EXERCISE DIRECTIONS:
Write the data out again in full, with no departure from the original.
* BEGIN *
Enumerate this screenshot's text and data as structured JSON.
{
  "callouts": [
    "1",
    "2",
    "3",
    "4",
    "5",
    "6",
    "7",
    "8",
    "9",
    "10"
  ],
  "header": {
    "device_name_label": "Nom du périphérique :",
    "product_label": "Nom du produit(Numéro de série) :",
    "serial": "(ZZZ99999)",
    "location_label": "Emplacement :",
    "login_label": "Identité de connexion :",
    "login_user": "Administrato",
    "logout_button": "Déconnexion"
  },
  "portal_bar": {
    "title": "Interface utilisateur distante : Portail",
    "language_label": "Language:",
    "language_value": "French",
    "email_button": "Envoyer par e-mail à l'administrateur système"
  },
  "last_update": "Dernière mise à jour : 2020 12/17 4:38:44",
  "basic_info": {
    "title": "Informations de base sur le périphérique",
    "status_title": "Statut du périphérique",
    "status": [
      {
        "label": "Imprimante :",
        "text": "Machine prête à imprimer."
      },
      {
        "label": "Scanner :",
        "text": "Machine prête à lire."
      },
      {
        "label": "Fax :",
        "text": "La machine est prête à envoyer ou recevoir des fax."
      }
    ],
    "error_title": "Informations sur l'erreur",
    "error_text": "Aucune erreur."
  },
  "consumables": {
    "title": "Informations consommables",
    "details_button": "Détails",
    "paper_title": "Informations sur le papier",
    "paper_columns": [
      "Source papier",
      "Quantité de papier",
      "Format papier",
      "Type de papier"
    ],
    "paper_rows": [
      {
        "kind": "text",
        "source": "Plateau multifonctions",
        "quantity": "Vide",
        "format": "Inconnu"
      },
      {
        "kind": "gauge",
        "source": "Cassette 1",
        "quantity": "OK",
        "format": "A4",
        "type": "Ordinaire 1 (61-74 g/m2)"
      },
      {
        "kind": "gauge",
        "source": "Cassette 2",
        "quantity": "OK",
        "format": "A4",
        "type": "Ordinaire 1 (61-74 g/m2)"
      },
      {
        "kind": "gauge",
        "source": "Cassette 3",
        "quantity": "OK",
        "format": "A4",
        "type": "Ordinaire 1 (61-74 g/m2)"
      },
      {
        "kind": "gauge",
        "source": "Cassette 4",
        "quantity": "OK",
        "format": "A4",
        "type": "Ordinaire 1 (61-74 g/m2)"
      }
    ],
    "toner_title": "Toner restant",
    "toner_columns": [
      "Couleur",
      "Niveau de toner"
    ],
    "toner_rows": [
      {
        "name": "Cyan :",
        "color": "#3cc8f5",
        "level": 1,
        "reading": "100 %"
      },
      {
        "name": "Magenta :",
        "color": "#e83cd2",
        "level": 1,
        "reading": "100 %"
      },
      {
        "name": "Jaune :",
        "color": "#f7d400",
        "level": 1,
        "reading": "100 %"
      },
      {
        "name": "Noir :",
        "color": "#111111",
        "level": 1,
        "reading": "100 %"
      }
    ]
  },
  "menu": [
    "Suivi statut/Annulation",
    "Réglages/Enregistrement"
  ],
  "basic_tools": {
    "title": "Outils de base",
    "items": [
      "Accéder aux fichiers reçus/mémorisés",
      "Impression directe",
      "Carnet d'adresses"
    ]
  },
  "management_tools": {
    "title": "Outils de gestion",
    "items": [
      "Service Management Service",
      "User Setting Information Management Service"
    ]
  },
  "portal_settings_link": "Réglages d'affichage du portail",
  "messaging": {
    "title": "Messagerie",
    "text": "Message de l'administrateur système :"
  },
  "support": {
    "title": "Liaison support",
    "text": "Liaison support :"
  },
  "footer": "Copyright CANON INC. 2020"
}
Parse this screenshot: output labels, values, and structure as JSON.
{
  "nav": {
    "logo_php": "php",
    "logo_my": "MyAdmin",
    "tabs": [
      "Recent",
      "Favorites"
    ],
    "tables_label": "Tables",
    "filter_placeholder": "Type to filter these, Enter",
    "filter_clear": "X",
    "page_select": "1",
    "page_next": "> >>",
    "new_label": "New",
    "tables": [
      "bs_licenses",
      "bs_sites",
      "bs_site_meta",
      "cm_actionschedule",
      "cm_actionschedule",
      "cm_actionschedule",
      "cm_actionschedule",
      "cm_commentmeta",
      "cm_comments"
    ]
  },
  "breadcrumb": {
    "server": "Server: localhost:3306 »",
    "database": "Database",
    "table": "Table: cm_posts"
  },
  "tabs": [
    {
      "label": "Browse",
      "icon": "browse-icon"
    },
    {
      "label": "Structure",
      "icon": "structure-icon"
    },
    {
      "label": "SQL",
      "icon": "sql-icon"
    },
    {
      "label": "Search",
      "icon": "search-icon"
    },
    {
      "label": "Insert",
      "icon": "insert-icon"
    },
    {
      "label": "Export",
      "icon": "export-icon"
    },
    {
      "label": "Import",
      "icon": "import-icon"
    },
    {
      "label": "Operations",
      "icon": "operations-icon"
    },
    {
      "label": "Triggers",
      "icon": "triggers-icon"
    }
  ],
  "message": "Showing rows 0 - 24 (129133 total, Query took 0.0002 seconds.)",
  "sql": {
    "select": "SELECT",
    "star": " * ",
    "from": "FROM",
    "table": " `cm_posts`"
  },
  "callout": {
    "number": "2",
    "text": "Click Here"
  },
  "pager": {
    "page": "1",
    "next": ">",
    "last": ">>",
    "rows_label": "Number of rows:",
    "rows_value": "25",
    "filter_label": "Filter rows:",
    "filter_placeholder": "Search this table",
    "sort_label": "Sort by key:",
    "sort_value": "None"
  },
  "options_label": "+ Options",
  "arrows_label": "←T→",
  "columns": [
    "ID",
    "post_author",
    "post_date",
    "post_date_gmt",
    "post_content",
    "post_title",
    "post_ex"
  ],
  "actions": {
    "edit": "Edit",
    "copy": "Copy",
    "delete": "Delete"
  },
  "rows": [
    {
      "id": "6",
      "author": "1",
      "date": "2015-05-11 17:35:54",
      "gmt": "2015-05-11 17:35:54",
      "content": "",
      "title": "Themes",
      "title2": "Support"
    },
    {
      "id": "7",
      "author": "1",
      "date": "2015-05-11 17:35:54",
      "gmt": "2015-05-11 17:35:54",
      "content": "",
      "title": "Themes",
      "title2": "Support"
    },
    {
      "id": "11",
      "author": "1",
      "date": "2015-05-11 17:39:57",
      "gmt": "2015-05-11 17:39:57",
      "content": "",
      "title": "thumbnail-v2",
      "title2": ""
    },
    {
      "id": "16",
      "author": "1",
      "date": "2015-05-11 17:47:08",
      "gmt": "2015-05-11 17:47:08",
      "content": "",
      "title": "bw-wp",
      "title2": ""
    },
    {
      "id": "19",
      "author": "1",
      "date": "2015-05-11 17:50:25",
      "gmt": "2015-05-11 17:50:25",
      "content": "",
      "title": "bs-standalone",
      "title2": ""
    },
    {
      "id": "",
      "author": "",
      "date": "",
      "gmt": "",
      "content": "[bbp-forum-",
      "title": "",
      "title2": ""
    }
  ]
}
* END *
ANSWER TO THE EXERCISE:
Enumerate this screenshot's text and data as structured JSON.
{
  "callouts": [
    "1",
    "2",
    "3",
    "4",
    "5",
    "6",
    "7",
    "8",
    "9",
    "10"
  ],
  "header": {
    "device_name_label": "Nom du périphérique :",
    "product_label": "Nom du produit(Numéro de série) :",
    "serial": "(ZZZ99999)",
    "location_label": "Emplacement :",
    "login_label": "Identité de connexion :",
    "login_user": "Administrato",
    "logout_button": "Déconnexion"
  },
  "portal_bar": {
    "title": "Interface utilisateur distante : Portail",
    "language_label": "Language:",
    "language_value": "French",
    "email_button": "Envoyer par e-mail à l'administrateur système"
  },
  "last_update": "Dernière mise à jour : 2020 12/17 4:38:44",
  "basic_info": {
    "title": "Informations de base sur le périphérique",
    "status_title": "Statut du périphérique",
    "status": [
      {
        "label": "Imprimante :",
        "text": "Machine prête à imprimer."
      },
      {
        "label": "Scanner :",
        "text": "Machine prête à lire."
      },
      {
        "label": "Fax :",
        "text": "La machine est prête à envoyer ou recevoir des fax."
      }
    ],
    "error_title": "Informations sur l'erreur",
    "error_text": "Aucune erreur."
  },
  "consumables": {
    "title": "Informations consommables",
    "details_button": "Détails",
    "paper_title": "Informations sur le papier",
    "paper_columns": [
      "Source papier",
      "Quantité de papier",
      "Format papier",
      "Type de papier"
    ],
    "paper_rows": [
      {
        "kind": "text",
        "source": "Plateau multifonctions",
        "quantity": "Vide",
        "format": "Inconnu"
      },
      {
        "kind": "gauge",
        "source": "Cassette 1",
        "quantity": "OK",
        "format": "A4",
        "type": "Ordinaire 1 (61-74 g/m2)"
      },
      {
        "kind": "gauge",
        "source": "Cassette 2",
        "quantity": "OK",
        "format": "A4",
        "type": "Ordinaire 1 (61-74 g/m2)"
      },
      {
        "kind": "gauge",
        "source": "Cassette 3",
        "quantity": "OK",
        "format": "A4",
        "type": "Ordinaire 1 (61-74 g/m2)"
      },
      {
        "kind": "gauge",
        "source": "Cassette 4",
        "quantity": "OK",
        "format": "A4",
        "type": "Ordinaire 1 (61-74 g/m2)"
      }
    ],
    "toner_title": "Toner restant",
    "toner_columns": [
      "Couleur",
      "Niveau de toner"
    ],
    "toner_rows": [
      {
        "name": "Cyan :",
        "color": "#3cc8f5",
        "level": 1,
        "reading": "100 %"
      },
      {
        "name": "Magenta :",
        "color": "#e83cd2",
        "level": 1,
        "reading": "100 %"
      },
      {
        "name": "Jaune :",
        "color": "#f7d400",
        "level": 1,
        "reading": "100 %"
      },
      {
        "name": "Noir :",
        "color": "#111111",
        "level": 1,
        "reading": "100 %"
      }
    ]
  },
  "menu": [
    "Suivi statut/Annulation",
    "Réglages/Enregistrement"
  ],
  "basic_tools": {
    "title": "Outils de base",
    "items": [
      "Accéder aux fichiers reçus/mémorisés",
      "Impression directe",
      "Carnet d'adresses"
    ]
  },
  "management_tools": {
    "title": "Outils de gestion",
    "items": [
      "Service Management Service",
      "User Setting Information Management Service"
    ]
  },
  "portal_settings_link": "Réglages d'affichage du portail",
  "messaging": {
    "title": "Messagerie",
    "text": "Message de l'administrateur système :"
  },
  "support": {
    "title": "Liaison support",
    "text": "Liaison support :"
  },
  "footer": "Copyright CANON INC. 2020"
}
Parse this screenshot: output labels, values, and structure as JSON.
{
  "nav": {
    "logo_php": "php",
    "logo_my": "MyAdmin",
    "tabs": [
      "Recent",
      "Favorites"
    ],
    "tables_label": "Tables",
    "filter_placeholder": "Type to filter these, Enter",
    "filter_clear": "X",
    "page_select": "1",
    "page_next": "> >>",
    "new_label": "New",
    "tables": [
      "bs_licenses",
      "bs_sites",
      "bs_site_meta",
      "cm_actionschedule",
      "cm_actionschedule",
      "cm_actionschedule",
      "cm_actionschedule",
      "cm_commentmeta",
      "cm_comments"
    ]
  },
  "breadcrumb": {
    "server": "Server: localhost:3306 »",
    "database": "Database",
    "table": "Table: cm_posts"
  },
  "tabs": [
    {
      "label": "Browse",
      "icon": "browse-icon"
    },
    {
      "label": "Structure",
      "icon": "structure-icon"
    },
    {
      "label": "SQL",
      "icon": "sql-icon"
    },
    {
      "label": "Search",
      "icon": "search-icon"
    },
    {
      "label": "Insert",
      "icon": "insert-icon"
    },
    {
      "label": "Export",
      "icon": "export-icon"
    },
    {
      "label": "Import",
      "icon": "import-icon"
    },
    {
      "label": "Operations",
      "icon": "operations-icon"
    },
    {
      "label": "Triggers",
      "icon": "triggers-icon"
    }
  ],
  "message": "Showing rows 0 - 24 (129133 total, Query took 0.0002 seconds.)",
  "sql": {
    "select": "SELECT",
    "star": " * ",
    "from": "FROM",
    "table": " `cm_posts`"
  },
  "callout": {
    "number": "2",
    "text": "Click Here"
  },
  "pager": {
    "page": "1",
    "next": ">",
    "last": ">>",
    "rows_label": "Number of rows:",
    "rows_value": "25",
    "filter_label": "Filter rows:",
    "filter_placeholder": "Search this table",
    "sort_label": "Sort by key:",
    "sort_value": "None"
  },
  "options_label": "+ Options",
  "arrows_label": "←T→",
  "columns": [
    "ID",
    "post_author",
    "post_date",
    "post_date_gmt",
    "post_content",
    "post_title",
    "post_ex"
  ],
  "actions": {
    "edit": "Edit",
    "copy": "Copy",
    "delete": "Delete"
  },
  "rows": [
    {
      "id": "6",
      "author": "1",
      "date": "2015-05-11 17:35:54",
      "gmt": "2015-05-11 17:35:54",
      "content": "",
      "title": "Themes",
      "title2": "Support"
    },
    {
      "id": "7",
      "author": "1",
      "date": "2015-05-11 17:35:54",
      "gmt": "2015-05-11 17:35:54",
      "content": "",
      "title": "Themes",
      "title2": "Support"
    },
    {
      "id": "11",
      "author": "1",
      "date": "2015-05-11 17:39:57",
      "gmt": "2015-05-11 17:39:57",
      "content": "",
      "title": "thumbnail-v2",
      "title2": ""
    },
    {
      "id": "16",
      "author": "1",
      "date": "2015-05-11 17:47:08",
      "gmt": "2015-05-11 17:47:08",
      "content": "",
      "title": "bw-wp",
      "title2": ""
    },
    {
      "id": "19",
      "author": "1",
      "date": "2015-05-11 17:50:25",
      "gmt": "2015-05-11 17:50:25",
      "content": "",
      "title": "bs-standalone",
      "title2": ""
    },
    {
      "id": "",
      "author": "",
      "date": "",
      "gmt": "",
      "content": "[bbp-forum-",
      "title": "",
      "title2": ""
    }
  ]
}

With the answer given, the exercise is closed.